■ EXERCISE DESCRIPTION: Records follow. Pull out every line that contains "title".

(Figure contents as structured data)
━━━━━━━━━━
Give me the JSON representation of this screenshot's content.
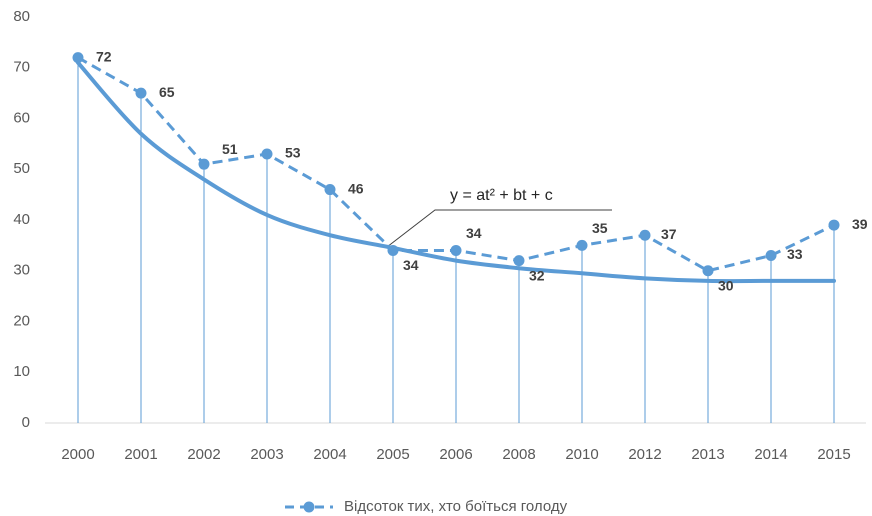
{
  "chart_data": {
    "type": "line",
    "categories": [
      "2000",
      "2001",
      "2002",
      "2003",
      "2004",
      "2005",
      "2006",
      "2008",
      "2010",
      "2012",
      "2013",
      "2014",
      "2015"
    ],
    "series": [
      {
        "name": "Відсоток тих, хто боїться голоду",
        "color": "#5b9bd5",
        "values": [
          72,
          65,
          51,
          53,
          46,
          34,
          34,
          32,
          35,
          37,
          30,
          33,
          39
        ]
      }
    ],
    "trendline": {
      "color": "#5b9bd5",
      "values": [
        71,
        57,
        48,
        41,
        37,
        34.5,
        32,
        30.5,
        29.5,
        28.5,
        28,
        28,
        28
      ]
    },
    "annotation": "y = at² + bt + c",
    "ylim": [
      0,
      80
    ],
    "yticks": [
      0,
      10,
      20,
      30,
      40,
      50,
      60,
      70,
      80
    ],
    "grid": false,
    "legend": "bottom"
  }
}
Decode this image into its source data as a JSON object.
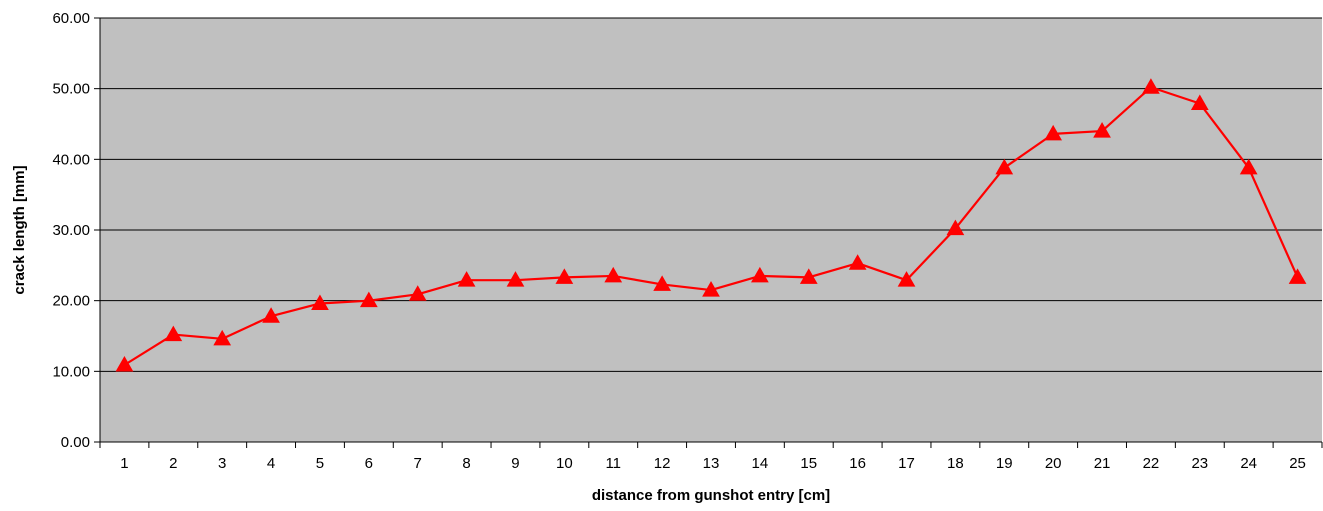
{
  "chart_data": {
    "type": "line",
    "title": "",
    "xlabel": "distance from gunshot entry [cm]",
    "ylabel": "crack length [mm]",
    "ylim": [
      0,
      60
    ],
    "y_ticks": [
      "0.00",
      "10.00",
      "20.00",
      "30.00",
      "40.00",
      "50.00",
      "60.00"
    ],
    "grid": "horizontal",
    "legend": "none",
    "categories": [
      "1",
      "2",
      "3",
      "4",
      "5",
      "6",
      "7",
      "8",
      "9",
      "10",
      "11",
      "12",
      "13",
      "14",
      "15",
      "16",
      "17",
      "18",
      "19",
      "20",
      "21",
      "22",
      "23",
      "24",
      "25"
    ],
    "series": [
      {
        "marker": "triangle",
        "color": "#ff0000",
        "values": [
          10.9,
          15.2,
          14.6,
          17.8,
          19.6,
          20.0,
          20.9,
          22.9,
          22.9,
          23.3,
          23.5,
          22.3,
          21.5,
          23.5,
          23.3,
          25.3,
          22.9,
          30.2,
          38.8,
          43.6,
          44.0,
          50.2,
          47.9,
          38.8,
          23.3
        ]
      }
    ],
    "colors": {
      "plot_background": "#c0c0c0",
      "gridline": "#000000",
      "series": "#ff0000"
    }
  }
}
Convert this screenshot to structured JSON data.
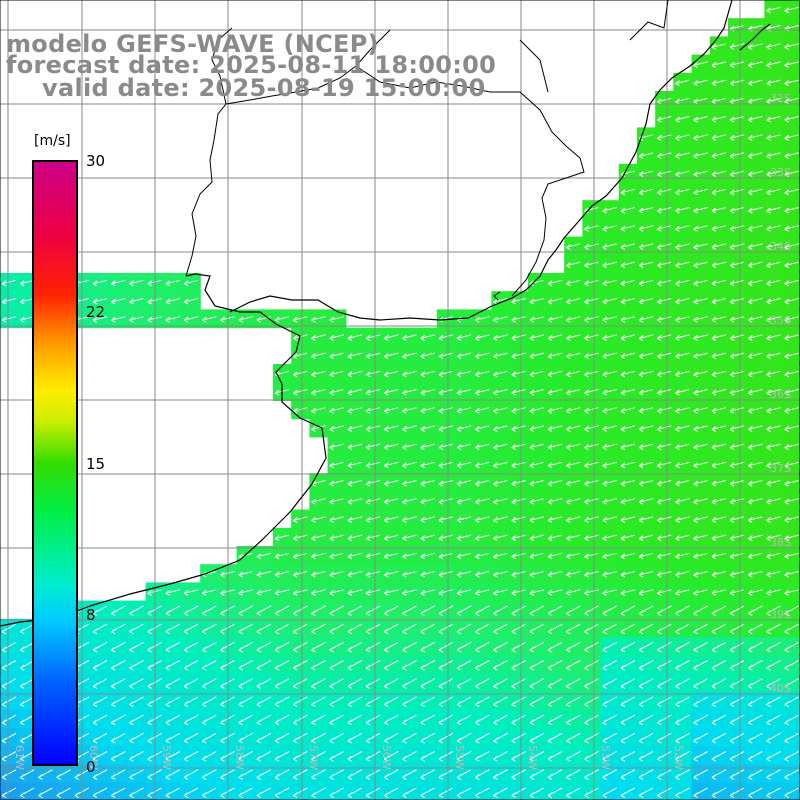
{
  "header": {
    "line1": "modelo GEFS-WAVE (NCEP)",
    "line2": "forecast date: 2025-08-11 18:00:00",
    "line3": "valid date: 2025-08-19 15:00:00"
  },
  "colorbar": {
    "unit": "[m/s]",
    "ticks": [
      "30",
      "22",
      "15",
      "8",
      "0"
    ],
    "min": 0,
    "max": 30
  },
  "lat_labels": [
    "32S",
    "33S",
    "34S",
    "35S",
    "36S",
    "37S",
    "38S",
    "39S",
    "40S"
  ],
  "lon_labels": [
    "61W",
    "60W",
    "59W",
    "58W",
    "57W",
    "56W",
    "55W",
    "54W",
    "53W",
    "52W"
  ],
  "colors": {
    "strong_green": "#22ee22",
    "mid_green": "#33ee66",
    "cyan": "#00eeee",
    "blue": "#22aaee",
    "deep_blue": "#1177ee",
    "land": "#ffffff",
    "grid": "#888888"
  },
  "field": {
    "wind_direction": "from east-northeast",
    "range_ms": [
      6,
      13
    ]
  }
}
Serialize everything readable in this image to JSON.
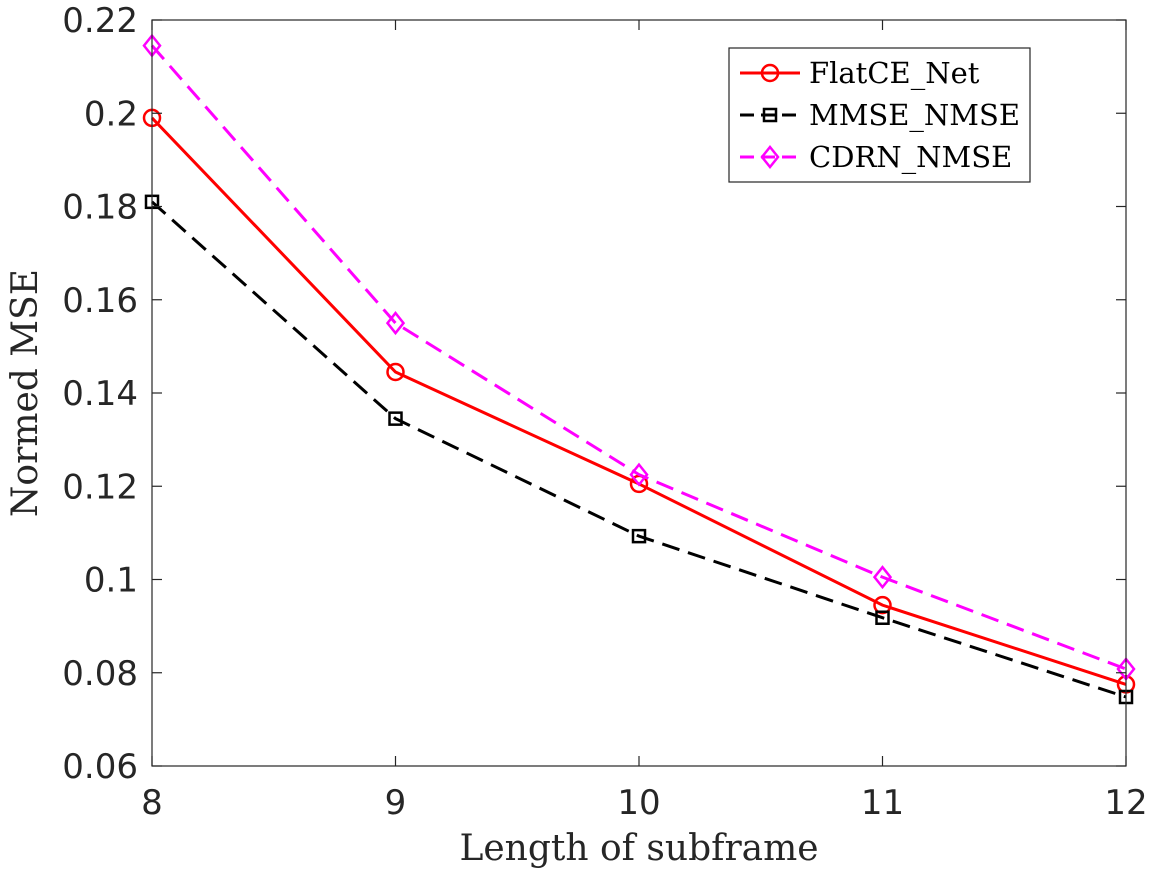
{
  "chart_data": {
    "type": "line",
    "title": "",
    "xlabel": "Length of subframe",
    "ylabel": "Normed MSE",
    "x": [
      8,
      9,
      10,
      11,
      12
    ],
    "xlim": [
      8,
      12
    ],
    "ylim": [
      0.06,
      0.22
    ],
    "x_ticks": [
      "8",
      "9",
      "10",
      "11",
      "12"
    ],
    "y_ticks": [
      "0.06",
      "0.08",
      "0.1",
      "0.12",
      "0.14",
      "0.16",
      "0.18",
      "0.2",
      "0.22"
    ],
    "grid": false,
    "legend_position": "top-right",
    "series": [
      {
        "name": "FlatCE_Net",
        "values": [
          0.199,
          0.1445,
          0.1205,
          0.0945,
          0.0775
        ],
        "color": "#ff0000",
        "line_style": "solid",
        "marker": "circle"
      },
      {
        "name": "MMSE_NMSE",
        "values": [
          0.181,
          0.1345,
          0.1093,
          0.0918,
          0.0748
        ],
        "color": "#000000",
        "line_style": "dashed",
        "marker": "square"
      },
      {
        "name": "CDRN_NMSE",
        "values": [
          0.2145,
          0.155,
          0.1225,
          0.1005,
          0.0808
        ],
        "color": "#ff00ff",
        "line_style": "dashed",
        "marker": "diamond"
      }
    ]
  }
}
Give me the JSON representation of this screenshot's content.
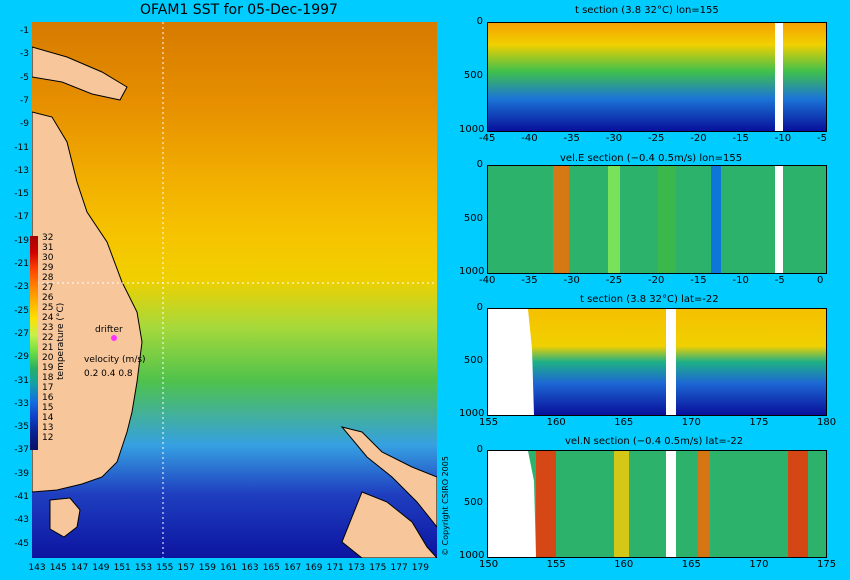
{
  "map": {
    "title": "OFAM1 SST for 05-Dec-1997",
    "lat_ticks": [
      "-1",
      "-3",
      "-5",
      "-7",
      "-9",
      "-11",
      "-13",
      "-15",
      "-17",
      "-19",
      "-21",
      "-23",
      "-25",
      "-27",
      "-29",
      "-31",
      "-33",
      "-35",
      "-37",
      "-39",
      "-41",
      "-43",
      "-45"
    ],
    "lon_ticks": [
      "143",
      "145",
      "147",
      "149",
      "151",
      "153",
      "155",
      "157",
      "159",
      "161",
      "163",
      "165",
      "167",
      "169",
      "171",
      "173",
      "175",
      "177",
      "179"
    ],
    "colorbar_label": "temperature (°C)",
    "colorbar_ticks": [
      "32",
      "31",
      "30",
      "29",
      "28",
      "27",
      "26",
      "25",
      "24",
      "23",
      "22",
      "21",
      "20",
      "19",
      "18",
      "17",
      "16",
      "15",
      "14",
      "13",
      "12"
    ],
    "drifter_label": "drifter",
    "velocity_label": "velocity (m/s)",
    "velocity_values": "0.2 0.4 0.8"
  },
  "sections": {
    "panel1": {
      "title": "t section (3.8    32°C) lon=155",
      "x_ticks": [
        "-45",
        "-40",
        "-35",
        "-30",
        "-25",
        "-20",
        "-15",
        "-10",
        "-5"
      ],
      "y_ticks": [
        "0",
        "500",
        "1000"
      ]
    },
    "panel2": {
      "title": "vel.E section (−0.4     0.5m/s) lon=155",
      "x_ticks": [
        "-40",
        "-35",
        "-30",
        "-25",
        "-20",
        "-15",
        "-10",
        "-5",
        "0"
      ],
      "y_ticks": [
        "0",
        "500",
        "1000"
      ]
    },
    "panel3": {
      "title": "t section (3.8    32°C) lat=-22",
      "x_ticks": [
        "155",
        "160",
        "165",
        "170",
        "175",
        "180"
      ],
      "y_ticks": [
        "0",
        "500",
        "1000"
      ]
    },
    "panel4": {
      "title": "vel.N section (−0.4     0.5m/s) lat=-22",
      "x_ticks": [
        "150",
        "155",
        "160",
        "165",
        "170",
        "175"
      ],
      "y_ticks": [
        "0",
        "500",
        "1000"
      ]
    }
  },
  "copyright": "© Copyright CSIRO 2005"
}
━━━━━━━━━━
■ SOLUTION TO THIS TASK:
    "title": "",
    "title": "",
    "title": "OFAM1 SST for 05-Dec-1997",
      "title": "t section (3.8    32°C) lon=155",
      "title": "vel.E section (−0.4     0.5m/s) lon=155",
      "title": "t section (3.8    32°C) lat=-22",
      "title": "vel.N section (−0.4     0.5m/s) lat=-22",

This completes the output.